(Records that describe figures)
□ □ □

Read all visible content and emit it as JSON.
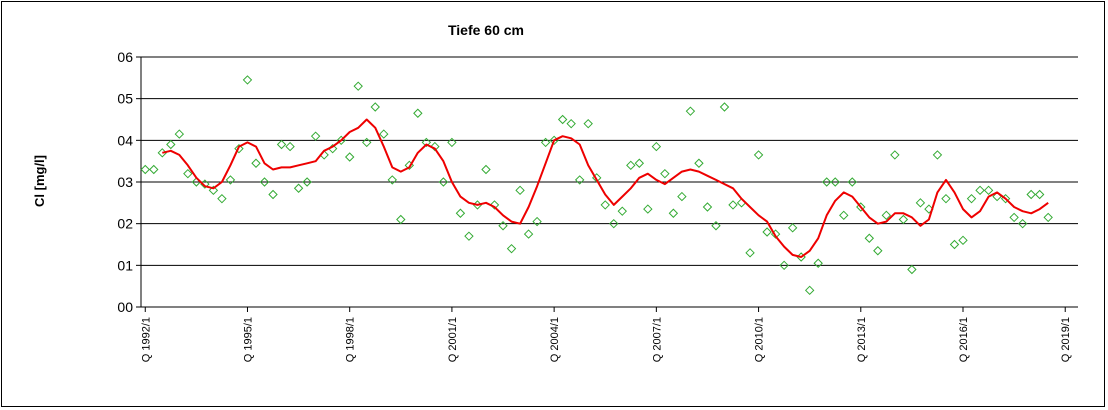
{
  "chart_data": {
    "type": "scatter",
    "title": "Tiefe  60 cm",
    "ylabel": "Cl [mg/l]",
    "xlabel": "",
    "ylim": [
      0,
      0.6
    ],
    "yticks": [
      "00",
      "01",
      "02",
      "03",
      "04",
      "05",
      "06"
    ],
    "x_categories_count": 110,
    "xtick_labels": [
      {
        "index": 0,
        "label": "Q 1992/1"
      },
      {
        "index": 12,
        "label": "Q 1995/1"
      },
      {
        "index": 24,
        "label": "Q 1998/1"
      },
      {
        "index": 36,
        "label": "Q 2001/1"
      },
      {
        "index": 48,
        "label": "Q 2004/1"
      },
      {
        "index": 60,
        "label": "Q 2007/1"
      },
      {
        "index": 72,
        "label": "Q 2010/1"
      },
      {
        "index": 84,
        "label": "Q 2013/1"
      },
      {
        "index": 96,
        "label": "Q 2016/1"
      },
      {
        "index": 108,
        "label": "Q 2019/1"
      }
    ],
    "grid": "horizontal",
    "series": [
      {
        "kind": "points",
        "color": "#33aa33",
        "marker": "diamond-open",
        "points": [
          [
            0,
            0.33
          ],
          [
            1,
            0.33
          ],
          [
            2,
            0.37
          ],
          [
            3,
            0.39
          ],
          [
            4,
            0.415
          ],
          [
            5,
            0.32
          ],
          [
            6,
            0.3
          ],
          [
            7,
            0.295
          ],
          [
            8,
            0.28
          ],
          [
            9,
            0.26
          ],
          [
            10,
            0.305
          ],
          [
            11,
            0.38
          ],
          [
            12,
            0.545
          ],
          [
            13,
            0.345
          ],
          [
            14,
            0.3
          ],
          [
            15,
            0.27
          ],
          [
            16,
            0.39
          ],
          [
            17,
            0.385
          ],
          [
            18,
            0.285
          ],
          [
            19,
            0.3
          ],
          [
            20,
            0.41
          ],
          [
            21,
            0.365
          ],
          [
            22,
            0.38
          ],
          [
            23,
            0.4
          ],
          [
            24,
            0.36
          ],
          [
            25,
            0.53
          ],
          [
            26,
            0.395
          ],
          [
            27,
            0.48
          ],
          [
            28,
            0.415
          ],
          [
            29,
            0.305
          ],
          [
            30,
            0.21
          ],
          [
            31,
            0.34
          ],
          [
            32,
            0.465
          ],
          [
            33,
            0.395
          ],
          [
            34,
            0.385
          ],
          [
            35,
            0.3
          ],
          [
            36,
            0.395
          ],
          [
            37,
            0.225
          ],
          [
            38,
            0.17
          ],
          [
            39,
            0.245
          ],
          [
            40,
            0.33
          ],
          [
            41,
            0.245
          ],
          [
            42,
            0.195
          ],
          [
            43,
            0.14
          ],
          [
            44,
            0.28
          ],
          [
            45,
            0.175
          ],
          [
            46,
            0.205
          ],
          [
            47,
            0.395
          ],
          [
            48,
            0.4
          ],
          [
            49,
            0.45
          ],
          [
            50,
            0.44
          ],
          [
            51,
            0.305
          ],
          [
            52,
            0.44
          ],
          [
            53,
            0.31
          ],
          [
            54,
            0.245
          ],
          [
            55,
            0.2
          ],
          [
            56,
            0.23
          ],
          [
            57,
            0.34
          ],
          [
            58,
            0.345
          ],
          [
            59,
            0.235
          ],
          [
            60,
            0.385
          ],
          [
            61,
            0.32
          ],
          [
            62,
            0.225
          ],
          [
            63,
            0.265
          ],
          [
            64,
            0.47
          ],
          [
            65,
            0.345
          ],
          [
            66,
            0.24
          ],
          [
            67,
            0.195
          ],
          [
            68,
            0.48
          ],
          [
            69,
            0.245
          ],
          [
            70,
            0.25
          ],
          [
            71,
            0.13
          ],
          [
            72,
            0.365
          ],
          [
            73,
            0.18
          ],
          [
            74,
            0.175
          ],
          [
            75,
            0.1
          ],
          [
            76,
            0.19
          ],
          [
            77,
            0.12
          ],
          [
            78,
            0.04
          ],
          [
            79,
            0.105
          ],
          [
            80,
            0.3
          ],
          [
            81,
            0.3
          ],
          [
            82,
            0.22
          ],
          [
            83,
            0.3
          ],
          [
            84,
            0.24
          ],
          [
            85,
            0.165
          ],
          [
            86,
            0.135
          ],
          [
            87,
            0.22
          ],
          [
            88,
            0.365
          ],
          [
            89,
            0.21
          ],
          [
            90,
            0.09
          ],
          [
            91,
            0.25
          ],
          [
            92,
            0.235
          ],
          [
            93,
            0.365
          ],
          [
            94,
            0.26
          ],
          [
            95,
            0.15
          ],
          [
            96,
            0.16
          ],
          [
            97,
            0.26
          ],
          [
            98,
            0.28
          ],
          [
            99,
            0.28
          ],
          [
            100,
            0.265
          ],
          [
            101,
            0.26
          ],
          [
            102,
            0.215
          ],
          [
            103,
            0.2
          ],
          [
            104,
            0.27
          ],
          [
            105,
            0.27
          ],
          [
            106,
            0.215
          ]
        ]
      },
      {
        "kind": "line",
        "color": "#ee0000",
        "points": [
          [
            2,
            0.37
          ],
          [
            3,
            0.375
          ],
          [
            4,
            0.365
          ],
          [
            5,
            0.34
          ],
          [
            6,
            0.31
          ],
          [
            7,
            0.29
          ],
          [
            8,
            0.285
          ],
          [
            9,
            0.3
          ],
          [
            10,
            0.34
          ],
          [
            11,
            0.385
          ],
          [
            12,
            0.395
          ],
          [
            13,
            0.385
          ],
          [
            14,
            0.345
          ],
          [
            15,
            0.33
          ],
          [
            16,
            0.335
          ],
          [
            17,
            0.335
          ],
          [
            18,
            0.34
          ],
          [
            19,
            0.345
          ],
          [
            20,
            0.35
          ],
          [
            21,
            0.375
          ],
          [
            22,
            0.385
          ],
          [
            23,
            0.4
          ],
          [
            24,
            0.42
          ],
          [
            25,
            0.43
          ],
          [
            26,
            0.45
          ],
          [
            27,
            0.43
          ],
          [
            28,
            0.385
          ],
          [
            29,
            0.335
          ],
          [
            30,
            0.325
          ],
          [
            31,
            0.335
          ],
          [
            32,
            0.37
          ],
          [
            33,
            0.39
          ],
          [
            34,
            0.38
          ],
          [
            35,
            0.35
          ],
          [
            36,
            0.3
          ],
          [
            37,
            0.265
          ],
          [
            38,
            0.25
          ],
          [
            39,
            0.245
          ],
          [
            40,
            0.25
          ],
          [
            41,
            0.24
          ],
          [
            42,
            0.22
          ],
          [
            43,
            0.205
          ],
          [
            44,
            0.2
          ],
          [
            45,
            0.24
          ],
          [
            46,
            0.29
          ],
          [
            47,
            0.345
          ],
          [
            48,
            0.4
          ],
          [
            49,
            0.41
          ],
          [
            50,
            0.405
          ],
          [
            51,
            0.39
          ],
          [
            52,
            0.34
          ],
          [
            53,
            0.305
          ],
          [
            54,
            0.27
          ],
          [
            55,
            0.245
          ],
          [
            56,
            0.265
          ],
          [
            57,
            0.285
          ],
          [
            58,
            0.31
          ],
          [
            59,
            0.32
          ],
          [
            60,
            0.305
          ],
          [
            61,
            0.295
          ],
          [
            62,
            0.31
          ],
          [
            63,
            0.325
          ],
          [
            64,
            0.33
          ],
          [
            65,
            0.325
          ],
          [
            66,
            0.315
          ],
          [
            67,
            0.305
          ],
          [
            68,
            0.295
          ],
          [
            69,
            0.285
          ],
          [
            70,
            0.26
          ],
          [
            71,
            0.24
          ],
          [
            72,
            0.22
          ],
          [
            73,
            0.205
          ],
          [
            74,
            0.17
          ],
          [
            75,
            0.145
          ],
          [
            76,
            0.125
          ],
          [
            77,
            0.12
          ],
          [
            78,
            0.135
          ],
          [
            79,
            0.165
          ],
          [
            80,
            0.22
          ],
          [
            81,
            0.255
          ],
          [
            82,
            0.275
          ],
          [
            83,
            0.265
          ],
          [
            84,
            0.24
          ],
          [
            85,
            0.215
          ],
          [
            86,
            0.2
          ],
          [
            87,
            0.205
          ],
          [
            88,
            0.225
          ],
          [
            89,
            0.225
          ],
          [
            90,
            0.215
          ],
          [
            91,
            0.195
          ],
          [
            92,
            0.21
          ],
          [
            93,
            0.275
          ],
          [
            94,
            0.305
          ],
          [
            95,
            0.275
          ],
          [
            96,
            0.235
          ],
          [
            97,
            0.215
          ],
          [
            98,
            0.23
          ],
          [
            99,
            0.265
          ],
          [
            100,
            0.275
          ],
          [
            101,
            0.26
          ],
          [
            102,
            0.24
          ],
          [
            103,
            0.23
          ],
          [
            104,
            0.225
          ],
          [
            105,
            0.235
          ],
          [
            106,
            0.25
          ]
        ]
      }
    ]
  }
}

□ □ □

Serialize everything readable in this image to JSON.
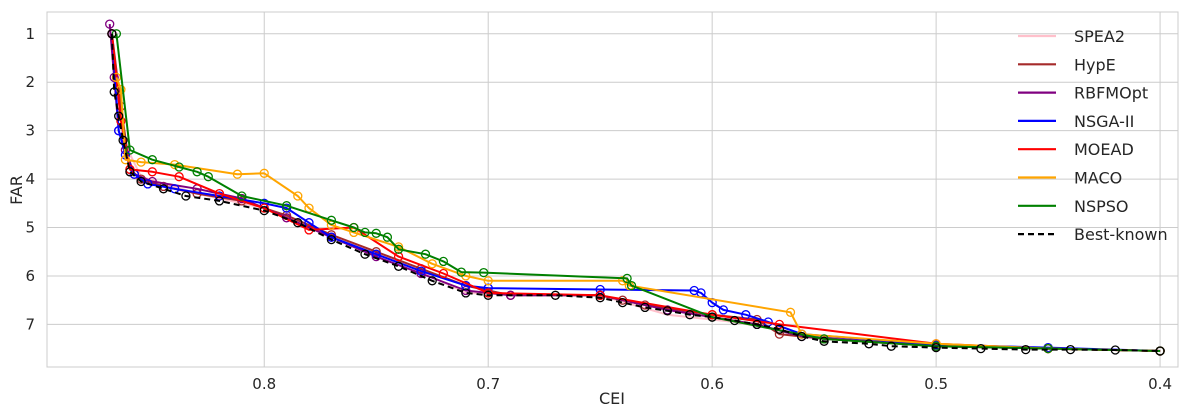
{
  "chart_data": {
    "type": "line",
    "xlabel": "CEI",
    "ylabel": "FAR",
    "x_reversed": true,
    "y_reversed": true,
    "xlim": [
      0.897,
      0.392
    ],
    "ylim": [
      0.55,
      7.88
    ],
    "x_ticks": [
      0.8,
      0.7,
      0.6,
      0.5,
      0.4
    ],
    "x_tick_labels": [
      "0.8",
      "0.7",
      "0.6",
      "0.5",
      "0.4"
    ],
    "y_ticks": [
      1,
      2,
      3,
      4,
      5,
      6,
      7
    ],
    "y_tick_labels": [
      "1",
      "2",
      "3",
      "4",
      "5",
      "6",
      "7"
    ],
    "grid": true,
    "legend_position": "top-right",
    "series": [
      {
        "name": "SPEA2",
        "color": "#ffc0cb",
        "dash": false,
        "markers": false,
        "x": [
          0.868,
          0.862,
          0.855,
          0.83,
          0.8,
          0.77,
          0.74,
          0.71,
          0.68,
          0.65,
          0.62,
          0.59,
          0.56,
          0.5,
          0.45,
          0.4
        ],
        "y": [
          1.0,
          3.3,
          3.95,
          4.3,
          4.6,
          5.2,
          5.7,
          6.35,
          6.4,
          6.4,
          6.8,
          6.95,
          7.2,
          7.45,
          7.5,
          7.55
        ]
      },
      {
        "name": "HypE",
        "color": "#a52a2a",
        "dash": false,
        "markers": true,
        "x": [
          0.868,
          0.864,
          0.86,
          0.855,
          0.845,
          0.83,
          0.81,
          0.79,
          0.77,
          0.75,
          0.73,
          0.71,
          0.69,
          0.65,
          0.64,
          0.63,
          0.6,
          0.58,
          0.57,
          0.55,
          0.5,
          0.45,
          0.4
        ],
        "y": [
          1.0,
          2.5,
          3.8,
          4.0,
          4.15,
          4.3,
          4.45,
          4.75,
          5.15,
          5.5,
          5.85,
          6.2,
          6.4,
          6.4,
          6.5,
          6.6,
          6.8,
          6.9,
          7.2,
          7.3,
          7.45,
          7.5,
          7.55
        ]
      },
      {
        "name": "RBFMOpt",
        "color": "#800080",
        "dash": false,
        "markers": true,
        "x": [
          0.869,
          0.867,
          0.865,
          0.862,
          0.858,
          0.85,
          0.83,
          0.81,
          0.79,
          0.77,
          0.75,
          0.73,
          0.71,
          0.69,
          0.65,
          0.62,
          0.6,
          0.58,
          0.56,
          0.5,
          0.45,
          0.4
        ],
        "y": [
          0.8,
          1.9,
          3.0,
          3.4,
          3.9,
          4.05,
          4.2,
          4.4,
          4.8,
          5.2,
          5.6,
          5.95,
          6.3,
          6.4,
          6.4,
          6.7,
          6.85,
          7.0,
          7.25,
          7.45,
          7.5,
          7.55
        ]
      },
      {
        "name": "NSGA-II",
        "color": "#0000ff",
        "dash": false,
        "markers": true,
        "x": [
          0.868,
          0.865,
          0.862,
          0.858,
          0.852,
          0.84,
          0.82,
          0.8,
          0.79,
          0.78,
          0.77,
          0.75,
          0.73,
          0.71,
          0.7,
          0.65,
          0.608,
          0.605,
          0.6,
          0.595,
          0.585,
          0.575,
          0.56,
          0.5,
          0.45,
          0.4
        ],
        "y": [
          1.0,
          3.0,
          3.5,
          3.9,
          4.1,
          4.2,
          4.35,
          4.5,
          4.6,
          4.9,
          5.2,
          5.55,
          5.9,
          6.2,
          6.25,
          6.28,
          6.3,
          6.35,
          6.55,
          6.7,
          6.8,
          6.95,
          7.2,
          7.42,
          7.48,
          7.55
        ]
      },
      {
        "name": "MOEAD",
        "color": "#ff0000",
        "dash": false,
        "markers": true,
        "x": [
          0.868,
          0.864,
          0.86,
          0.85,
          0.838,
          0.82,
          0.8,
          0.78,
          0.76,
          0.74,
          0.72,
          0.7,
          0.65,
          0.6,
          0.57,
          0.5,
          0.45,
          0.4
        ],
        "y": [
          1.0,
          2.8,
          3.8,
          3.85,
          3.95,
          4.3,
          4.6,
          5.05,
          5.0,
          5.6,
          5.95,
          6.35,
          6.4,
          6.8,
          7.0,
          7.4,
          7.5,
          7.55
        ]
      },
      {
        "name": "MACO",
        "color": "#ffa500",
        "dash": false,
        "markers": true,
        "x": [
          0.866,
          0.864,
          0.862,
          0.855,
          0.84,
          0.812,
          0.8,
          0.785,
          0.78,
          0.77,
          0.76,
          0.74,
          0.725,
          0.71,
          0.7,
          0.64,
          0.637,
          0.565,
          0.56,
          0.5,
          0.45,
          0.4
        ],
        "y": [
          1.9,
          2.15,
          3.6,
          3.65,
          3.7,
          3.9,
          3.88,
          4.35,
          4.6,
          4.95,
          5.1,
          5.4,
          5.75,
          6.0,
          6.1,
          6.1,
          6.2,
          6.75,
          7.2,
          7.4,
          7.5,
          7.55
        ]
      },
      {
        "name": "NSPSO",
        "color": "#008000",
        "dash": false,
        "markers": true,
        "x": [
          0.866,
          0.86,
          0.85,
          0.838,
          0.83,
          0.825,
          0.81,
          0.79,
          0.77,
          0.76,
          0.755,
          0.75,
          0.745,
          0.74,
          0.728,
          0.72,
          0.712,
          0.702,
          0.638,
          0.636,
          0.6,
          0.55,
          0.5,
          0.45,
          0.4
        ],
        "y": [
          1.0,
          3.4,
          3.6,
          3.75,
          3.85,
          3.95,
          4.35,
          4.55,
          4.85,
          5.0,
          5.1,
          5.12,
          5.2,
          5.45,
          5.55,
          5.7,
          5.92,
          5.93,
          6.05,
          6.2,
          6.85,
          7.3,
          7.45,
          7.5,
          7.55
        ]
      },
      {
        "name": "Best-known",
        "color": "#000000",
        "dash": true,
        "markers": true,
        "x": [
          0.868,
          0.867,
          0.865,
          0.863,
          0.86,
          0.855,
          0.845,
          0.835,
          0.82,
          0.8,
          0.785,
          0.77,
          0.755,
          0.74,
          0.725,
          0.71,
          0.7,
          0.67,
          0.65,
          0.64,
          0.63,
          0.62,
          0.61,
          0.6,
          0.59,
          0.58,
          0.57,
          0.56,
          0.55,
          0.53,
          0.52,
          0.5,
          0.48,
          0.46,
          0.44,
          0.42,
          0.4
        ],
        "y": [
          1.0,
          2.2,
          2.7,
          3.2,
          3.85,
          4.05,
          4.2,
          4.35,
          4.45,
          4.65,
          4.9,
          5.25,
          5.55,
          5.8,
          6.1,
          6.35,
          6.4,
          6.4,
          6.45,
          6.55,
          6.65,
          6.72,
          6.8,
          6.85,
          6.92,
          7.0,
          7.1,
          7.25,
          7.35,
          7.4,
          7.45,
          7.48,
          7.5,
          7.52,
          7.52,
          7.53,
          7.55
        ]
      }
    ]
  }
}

□ □ □

> _Task details_
List all lines holding the string "color".

> _Exercise response_
        "color": "#33aa33",
        "color": "#ee0000",
        "color": "#ffc0cb",
        "color": "#a52a2a",
        "color": "#800080",
        "color": "#0000ff",
        "color": "#ff0000",
        "color": "#ffa500",
        "color": "#008000",
        "color": "#000000",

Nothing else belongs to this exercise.